◆ **INSTRUCTIONS TO FOLLOW**: Identify each line below that contains the word "color", and copy it out.

━━━ MATERIAL PROVIDED ━━━

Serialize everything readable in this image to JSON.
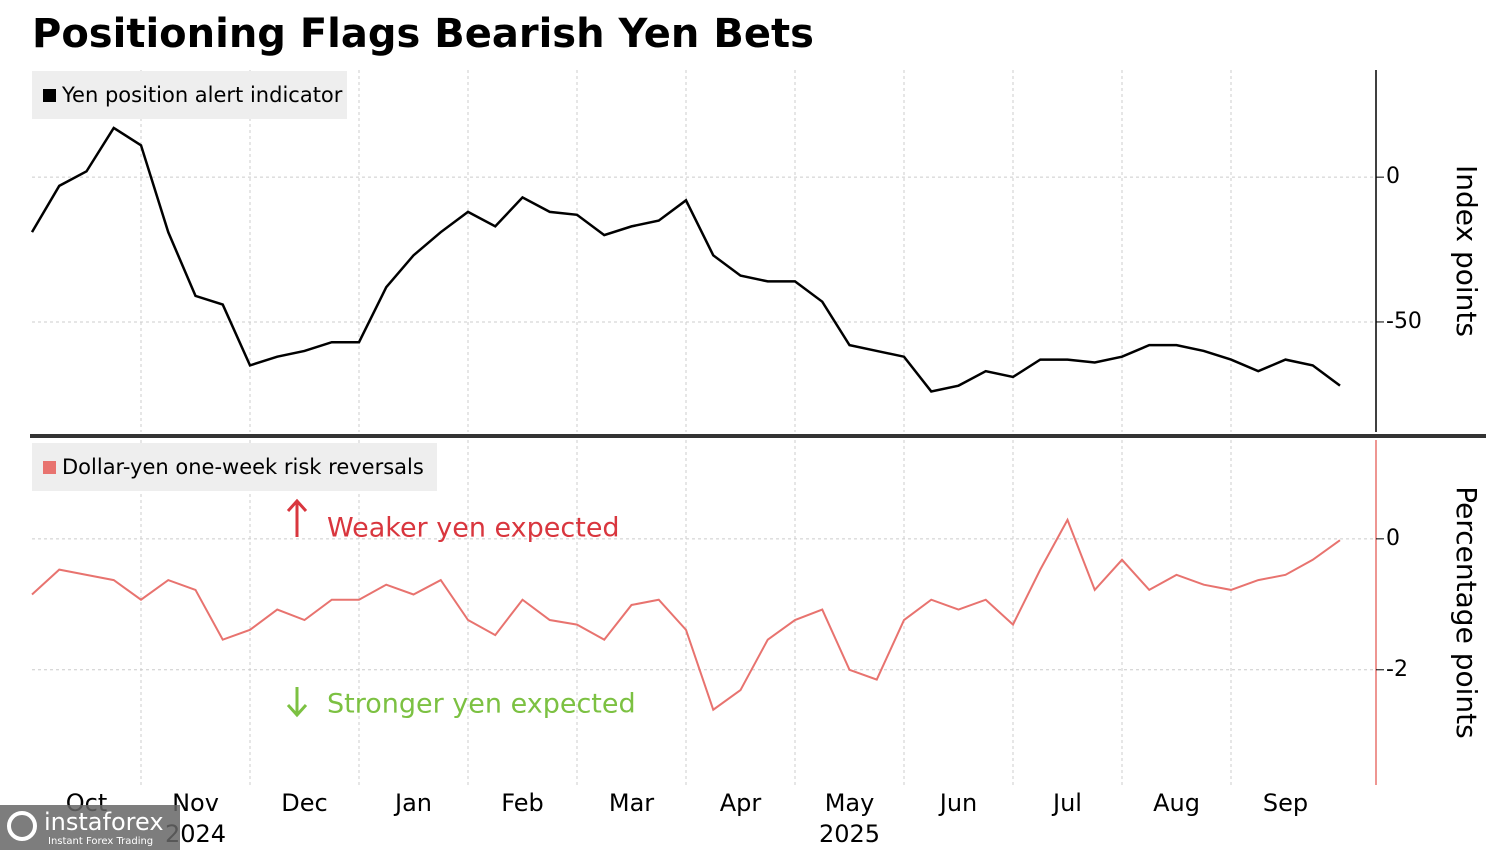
{
  "chart_data": [
    {
      "type": "line",
      "title": "Positioning Flags Bearish Yen Bets",
      "y_label": "Index points",
      "series": [
        {
          "name": "Yen position alert indicator",
          "color": "#000000",
          "values": [
            -19,
            -3,
            2,
            17,
            11,
            -19,
            -41,
            -44,
            -65,
            -62,
            -60,
            -57,
            -57,
            -38,
            -27,
            -19,
            -12,
            -17,
            -7,
            -12,
            -13,
            -20,
            -17,
            -15,
            -8,
            -27,
            -34,
            -36,
            -36,
            -43,
            -58,
            -60,
            -62,
            -74,
            -72,
            -67,
            -69,
            -63,
            -63,
            -64,
            -62,
            -58,
            -58,
            -60,
            -63,
            -67,
            -63,
            -65,
            -72
          ]
        }
      ],
      "ylim": [
        -88,
        37
      ],
      "yticks": [
        0,
        -50
      ],
      "grid": true
    },
    {
      "type": "line",
      "y_label": "Percentage points",
      "categories": [
        null,
        null,
        "Oct",
        null,
        null,
        null,
        "Nov",
        null,
        null,
        null,
        "Dec",
        null,
        null,
        null,
        "Jan",
        null,
        null,
        null,
        "Feb",
        null,
        null,
        null,
        "Mar",
        null,
        null,
        null,
        "Apr",
        null,
        null,
        null,
        "May",
        null,
        null,
        null,
        "Jun",
        null,
        null,
        null,
        "Jul",
        null,
        null,
        null,
        "Aug",
        null,
        null,
        null,
        "Sep",
        null,
        null
      ],
      "category_years": [
        null,
        null,
        null,
        null,
        null,
        null,
        "2024",
        null,
        null,
        null,
        null,
        null,
        null,
        null,
        null,
        null,
        null,
        null,
        null,
        null,
        null,
        null,
        null,
        null,
        null,
        null,
        null,
        null,
        null,
        null,
        "2025",
        null,
        null,
        null,
        null,
        null,
        null,
        null,
        null,
        null,
        null,
        null,
        null,
        null,
        null,
        null,
        null,
        null,
        null
      ],
      "series": [
        {
          "name": "Dollar-yen one-week risk reversals",
          "color": "#e8736f",
          "values": [
            -0.85,
            -0.47,
            -0.55,
            -0.63,
            -0.93,
            -0.63,
            -0.78,
            -1.54,
            -1.39,
            -1.08,
            -1.24,
            -0.93,
            -0.93,
            -0.7,
            -0.85,
            -0.63,
            -1.24,
            -1.47,
            -0.93,
            -1.24,
            -1.31,
            -1.54,
            -1.01,
            -0.93,
            -1.39,
            -2.61,
            -2.31,
            -1.54,
            -1.24,
            -1.08,
            -2.0,
            -2.15,
            -1.24,
            -0.93,
            -1.08,
            -0.93,
            -1.31,
            -0.47,
            0.29,
            -0.78,
            -0.32,
            -0.78,
            -0.55,
            -0.7,
            -0.78,
            -0.63,
            -0.55,
            -0.32,
            -0.02
          ]
        }
      ],
      "ylim": [
        -3.76,
        1.51
      ],
      "yticks": [
        0,
        -2
      ],
      "grid": true,
      "annotations": [
        {
          "text": "Weaker yen expected",
          "color": "#d9363e"
        },
        {
          "text": "Stronger yen expected",
          "color": "#7cc142"
        }
      ]
    }
  ],
  "watermark": {
    "brand": "instaforex",
    "tagline": "Instant Forex Trading"
  }
}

━━━

◆ **TASK OUTPUT**:
          "color": "#000000",
          "color": "#e8736f",
          "color": "#d9363e"
          "color": "#7cc142"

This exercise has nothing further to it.